Data records:
■ ■ ■ ■

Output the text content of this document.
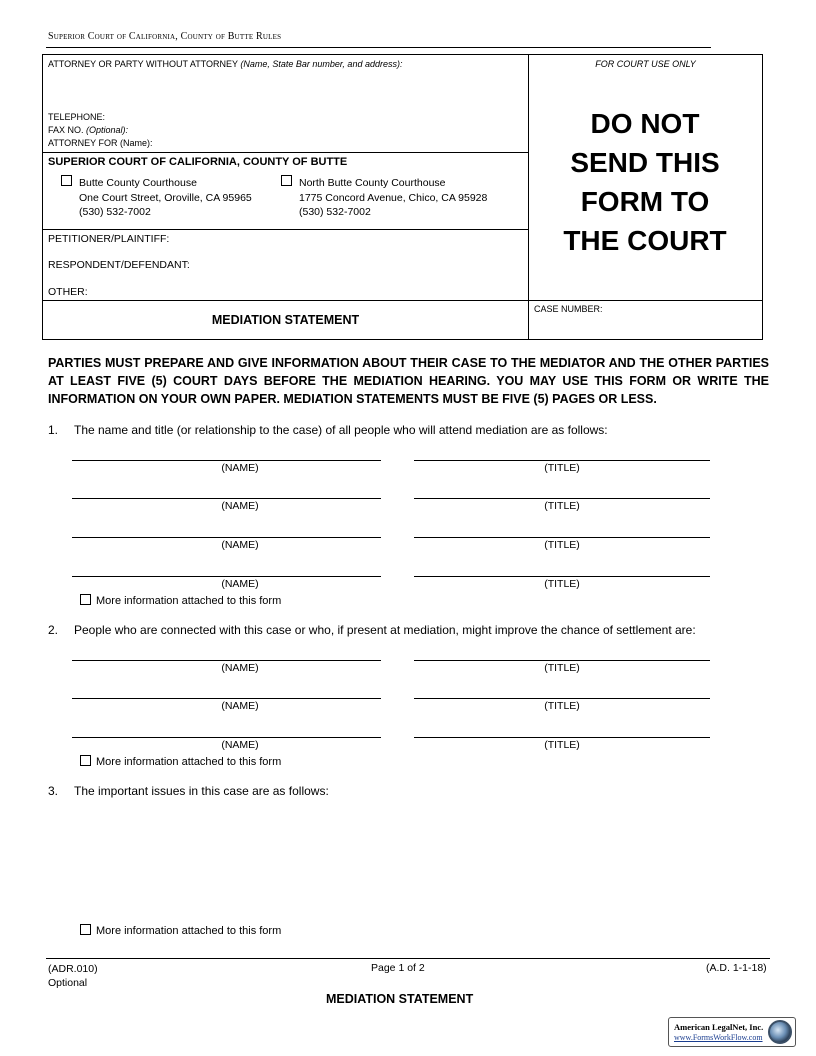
Superior Court of California, County of Butte Rules
ATTORNEY OR PARTY WITHOUT ATTORNEY (Name, State Bar number, and address):
TELEPHONE:
FAX NO. (Optional):
ATTORNEY FOR (Name):
SUPERIOR COURT OF CALIFORNIA, COUNTY OF BUTTE
Butte County Courthouse
One Court Street, Oroville, CA 95965
(530) 532-7002
North Butte County Courthouse
1775 Concord Avenue, Chico, CA 95928
(530) 532-7002
PETITIONER/PLAINTIFF:
RESPONDENT/DEFENDANT:
OTHER:
MEDIATION STATEMENT
FOR COURT USE ONLY
DO NOT
SEND THIS
FORM TO
THE COURT
CASE NUMBER:
PARTIES MUST PREPARE AND GIVE INFORMATION ABOUT THEIR CASE TO THE MEDIATOR AND THE OTHER PARTIES AT LEAST FIVE (5) COURT DAYS BEFORE THE MEDIATION HEARING. YOU MAY USE THIS FORM OR WRITE THE INFORMATION ON YOUR OWN PAPER. MEDIATION STATEMENTS MUST BE FIVE (5) PAGES OR LESS.
1. The name and title (or relationship to the case) of all people who will attend mediation are as follows:
(NAME)	(TITLE)
(NAME)	(TITLE)
(NAME)	(TITLE)
(NAME)	(TITLE)
More information attached to this form
2. People who are connected with this case or who, if present at mediation, might improve the chance of settlement are:
(NAME)	(TITLE)
(NAME)	(TITLE)
(NAME)	(TITLE)
More information attached to this form
3. The important issues in this case are as follows:
More information attached to this form
(ADR.010)
Optional
Page 1 of 2	(A.D. 1-1-18)
MEDIATION STATEMENT
American LegalNet, Inc.
www.FormsWorkFlow.com
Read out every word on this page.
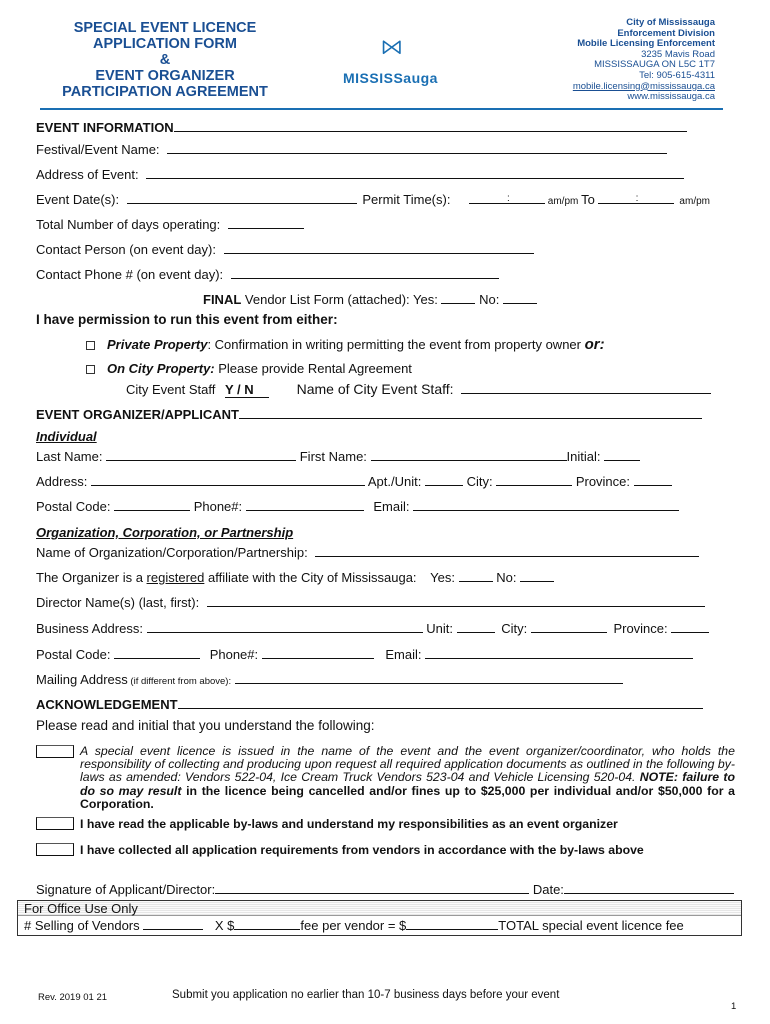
SPECIAL EVENT LICENCE
APPLICATION FORM
&
EVENT ORGANIZER
PARTICIPATION AGREEMENT
MISSISSauga
City of Mississauga
Enforcement Division
Mobile Licensing Enforcement
3235 Mavis Road
MISSISSAUGA ON L5C 1T7
Tel: 905-615-4311
mobile.licensing@mississauga.ca
www.mississauga.ca
EVENT INFORMATION
Festival/Event Name:
Address of Event:
Event Date(s):	Permit Time(s):	:	am/pm To	:	am/pm
Total Number of days operating:
Contact Person (on event day):
Contact Phone # (on event day):
FINAL Vendor List Form (attached): Yes:	No:
I have permission to run this event from either:
Private Property: Confirmation in writing permitting the event from property owner or:
On City Property: Please provide Rental Agreement
City Event Staff Y / N	Name of City Event Staff:
EVENT ORGANIZER/APPLICANT
Individual
Last Name:	First Name:	Initial:
Address:	Apt./Unit:	City:	Province:
Postal Code:	Phone#:	Email:
Organization, Corporation, or Partnership
Name of Organization/Corporation/Partnership:
The Organizer is a registered affiliate with the City of Mississauga: Yes:	No:
Director Name(s) (last, first):
Business Address:	Unit:	City:	Province:
Postal Code:	Phone#:	Email:
Mailing Address (if different from above):
ACKNOWLEDGEMENT
Please read and initial that you understand the following:
A special event licence is issued in the name of the event and the event organizer/coordinator, who holds the responsibility of collecting and producing upon request all required application documents as outlined in the following by-laws as amended: Vendors 522-04, Ice Cream Truck Vendors 523-04 and Vehicle Licensing 520-04. NOTE: failure to do so may result in the licence being cancelled and/or fines up to $25,000 per individual and/or $50,000 for a Corporation.
I have read the applicable by-laws and understand my responsibilities as an event organizer
I have collected all application requirements from vendors in accordance with the by-laws above
Signature of Applicant/Director:	Date:
For Office Use Only
# Selling of Vendors	X $	fee per vendor = $	TOTAL special event licence fee
Rev. 2019 01 21	Submit you application no earlier than 10-7 business days before your event
1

■ ■ ■ ■

WHAT YOU ARE ASKED TO DO >> Give every record again exactly, apart from the pictures, which stay out.

CORRECT ANSWER >>
Output the text content of this document.
Superior Court of California, County of Butte Rules
ATTORNEY OR PARTY WITHOUT ATTORNEY (Name, State Bar number, and address):
TELEPHONE:
FAX NO. (Optional):
ATTORNEY FOR (Name):
SUPERIOR COURT OF CALIFORNIA, COUNTY OF BUTTE
Butte County Courthouse
One Court Street, Oroville, CA 95965
(530) 532-7002
North Butte County Courthouse
1775 Concord Avenue, Chico, CA 95928
(530) 532-7002
PETITIONER/PLAINTIFF:
RESPONDENT/DEFENDANT:
OTHER:
MEDIATION STATEMENT
FOR COURT USE ONLY
DO NOT
SEND THIS
FORM TO
THE COURT
CASE NUMBER:
PARTIES MUST PREPARE AND GIVE INFORMATION ABOUT THEIR CASE TO THE MEDIATOR AND THE OTHER PARTIES AT LEAST FIVE (5) COURT DAYS BEFORE THE MEDIATION HEARING. YOU MAY USE THIS FORM OR WRITE THE INFORMATION ON YOUR OWN PAPER. MEDIATION STATEMENTS MUST BE FIVE (5) PAGES OR LESS.
1. The name and title (or relationship to the case) of all people who will attend mediation are as follows:
(NAME)	(TITLE)
(NAME)	(TITLE)
(NAME)	(TITLE)
(NAME)	(TITLE)
More information attached to this form
2. People who are connected with this case or who, if present at mediation, might improve the chance of settlement are:
(NAME)	(TITLE)
(NAME)	(TITLE)
(NAME)	(TITLE)
More information attached to this form
3. The important issues in this case are as follows:
More information attached to this form
(ADR.010)
Optional
Page 1 of 2	(A.D. 1-1-18)
MEDIATION STATEMENT
American LegalNet, Inc.
www.FormsWorkFlow.com
Read out every word on this page.
SPECIAL EVENT LICENCE
APPLICATION FORM
&
EVENT ORGANIZER
PARTICIPATION AGREEMENT
MISSISSauga
City of Mississauga
Enforcement Division
Mobile Licensing Enforcement
3235 Mavis Road
MISSISSAUGA ON L5C 1T7
Tel: 905-615-4311
mobile.licensing@mississauga.ca
www.mississauga.ca
EVENT INFORMATION
Festival/Event Name:
Address of Event:
Event Date(s):	Permit Time(s):	:	am/pm To	:	am/pm
Total Number of days operating:
Contact Person (on event day):
Contact Phone # (on event day):
FINAL Vendor List Form (attached): Yes:	No:
I have permission to run this event from either:
Private Property: Confirmation in writing permitting the event from property owner or:
On City Property: Please provide Rental Agreement
City Event Staff Y / N	Name of City Event Staff:
EVENT ORGANIZER/APPLICANT
Individual
Last Name:	First Name:	Initial:
Address:	Apt./Unit:	City:	Province:
Postal Code:	Phone#:	Email:
Organization, Corporation, or Partnership
Name of Organization/Corporation/Partnership:
The Organizer is a registered affiliate with the City of Mississauga: Yes:	No:
Director Name(s) (last, first):
Business Address:	Unit:	City:	Province:
Postal Code:	Phone#:	Email:
Mailing Address (if different from above):
ACKNOWLEDGEMENT
Please read and initial that you understand the following:
A special event licence is issued in the name of the event and the event organizer/coordinator, who holds the responsibility of collecting and producing upon request all required application documents as outlined in the following by-laws as amended: Vendors 522-04, Ice Cream Truck Vendors 523-04 and Vehicle Licensing 520-04. NOTE: failure to do so may result in the licence being cancelled and/or fines up to $25,000 per individual and/or $50,000 for a Corporation.
I have read the applicable by-laws and understand my responsibilities as an event organizer
I have collected all application requirements from vendors in accordance with the by-laws above
Signature of Applicant/Director:	Date:
For Office Use Only
# Selling of Vendors	X $	fee per vendor = $	TOTAL special event licence fee
Rev. 2019 01 21	Submit you application no earlier than 10-7 business days before your event
1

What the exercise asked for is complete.